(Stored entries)
*****

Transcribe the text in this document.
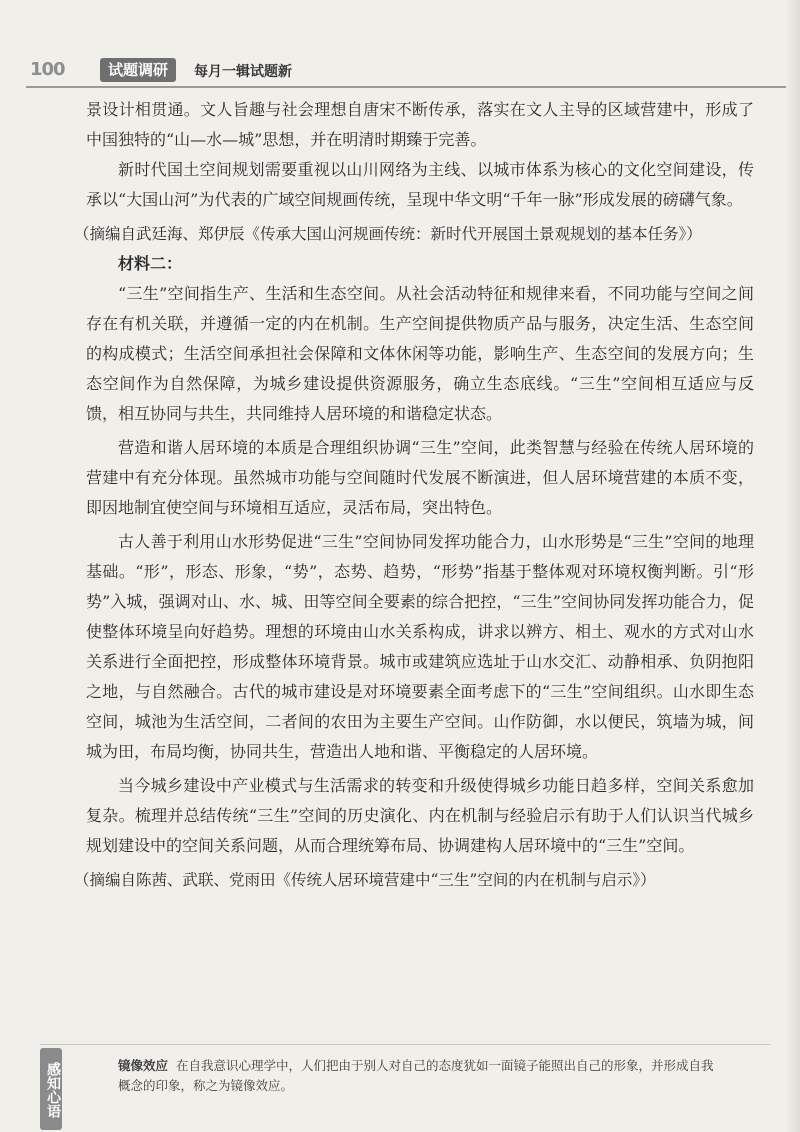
100	试题调研	每月一辑试题新

景设计相贯通。文人旨趣与社会理想自唐宋不断传承，落实在文人主导的区域营建中，形成了中国独特的“山—水—城”思想，并在明清时期臻于完善。

新时代国土空间规划需要重视以山川网络为主线、以城市体系为核心的文化空间建设，传承以“大国山河”为代表的广域空间规画传统，呈现中华文明“千年一脉”形成发展的磅礴气象。

（摘编自武廷海、郑伊辰《传承大国山河规画传统：新时代开展国土景观规划的基本任务》）

材料二：

“三生”空间指生产、生活和生态空间。从社会活动特征和规律来看，不同功能与空间之间存在有机关联，并遵循一定的内在机制。生产空间提供物质产品与服务，决定生活、生态空间的构成模式；生活空间承担社会保障和文体休闲等功能，影响生产、生态空间的发展方向；生态空间作为自然保障，为城乡建设提供资源服务，确立生态底线。“三生”空间相互适应与反馈，相互协同与共生，共同维持人居环境的和谐稳定状态。

营造和谐人居环境的本质是合理组织协调“三生”空间，此类智慧与经验在传统人居环境的营建中有充分体现。虽然城市功能与空间随时代发展不断演进，但人居环境营建的本质不变，即因地制宜使空间与环境相互适应，灵活布局，突出特色。

古人善于利用山水形势促进“三生”空间协同发挥功能合力，山水形势是“三生”空间的地理基础。“形”，形态、形象，“势”，态势、趋势，“形势”指基于整体观对环境权衡判断。引“形势”入城，强调对山、水、城、田等空间全要素的综合把控，“三生”空间协同发挥功能合力，促使整体环境呈向好趋势。理想的环境由山水关系构成，讲求以辨方、相土、观水的方式对山水关系进行全面把控，形成整体环境背景。城市或建筑应选址于山水交汇、动静相承、负阴抱阳之地，与自然融合。古代的城市建设是对环境要素全面考虑下的“三生”空间组织。山水即生态空间，城池为生活空间，二者间的农田为主要生产空间。山作防御，水以便民，筑墙为城，间城为田，布局均衡，协同共生，营造出人地和谐、平衡稳定的人居环境。

当今城乡建设中产业模式与生活需求的转变和升级使得城乡功能日趋多样，空间关系愈加复杂。梳理并总结传统“三生”空间的历史演化、内在机制与经验启示有助于人们认识当代城乡规划建设中的空间关系问题，从而合理统筹布局、协调建构人居环境中的“三生”空间。

（摘编自陈茜、武联、党雨田《传统人居环境营建中“三生”空间的内在机制与启示》）

感知心语	镜像效应 在自我意识心理学中，人们把由于别人对自己的态度犹如一面镜子能照出自己的形象，并形成自我概念的印象，称之为镜像效应。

*****

_What needs to be done_. Retype the entries word for word. Omit any images.

_Response to this task_.
Transcribe the text in this document.
100	试题调研	每月一辑试题新

景设计相贯通。文人旨趣与社会理想自唐宋不断传承，落实在文人主导的区域营建中，形成了中国独特的“山—水—城”思想，并在明清时期臻于完善。

新时代国土空间规划需要重视以山川网络为主线、以城市体系为核心的文化空间建设，传承以“大国山河”为代表的广域空间规画传统，呈现中华文明“千年一脉”形成发展的磅礴气象。

（摘编自武廷海、郑伊辰《传承大国山河规画传统：新时代开展国土景观规划的基本任务》）

材料二：

“三生”空间指生产、生活和生态空间。从社会活动特征和规律来看，不同功能与空间之间存在有机关联，并遵循一定的内在机制。生产空间提供物质产品与服务，决定生活、生态空间的构成模式；生活空间承担社会保障和文体休闲等功能，影响生产、生态空间的发展方向；生态空间作为自然保障，为城乡建设提供资源服务，确立生态底线。“三生”空间相互适应与反馈，相互协同与共生，共同维持人居环境的和谐稳定状态。

营造和谐人居环境的本质是合理组织协调“三生”空间，此类智慧与经验在传统人居环境的营建中有充分体现。虽然城市功能与空间随时代发展不断演进，但人居环境营建的本质不变，即因地制宜使空间与环境相互适应，灵活布局，突出特色。

古人善于利用山水形势促进“三生”空间协同发挥功能合力，山水形势是“三生”空间的地理基础。“形”，形态、形象，“势”，态势、趋势，“形势”指基于整体观对环境权衡判断。引“形势”入城，强调对山、水、城、田等空间全要素的综合把控，“三生”空间协同发挥功能合力，促使整体环境呈向好趋势。理想的环境由山水关系构成，讲求以辨方、相土、观水的方式对山水关系进行全面把控，形成整体环境背景。城市或建筑应选址于山水交汇、动静相承、负阴抱阳之地，与自然融合。古代的城市建设是对环境要素全面考虑下的“三生”空间组织。山水即生态空间，城池为生活空间，二者间的农田为主要生产空间。山作防御，水以便民，筑墙为城，间城为田，布局均衡，协同共生，营造出人地和谐、平衡稳定的人居环境。

当今城乡建设中产业模式与生活需求的转变和升级使得城乡功能日趋多样，空间关系愈加复杂。梳理并总结传统“三生”空间的历史演化、内在机制与经验启示有助于人们认识当代城乡规划建设中的空间关系问题，从而合理统筹布局、协调建构人居环境中的“三生”空间。

（摘编自陈茜、武联、党雨田《传统人居环境营建中“三生”空间的内在机制与启示》）

感知心语	镜像效应 在自我意识心理学中，人们把由于别人对自己的态度犹如一面镜子能照出自己的形象，并形成自我概念的印象，称之为镜像效应。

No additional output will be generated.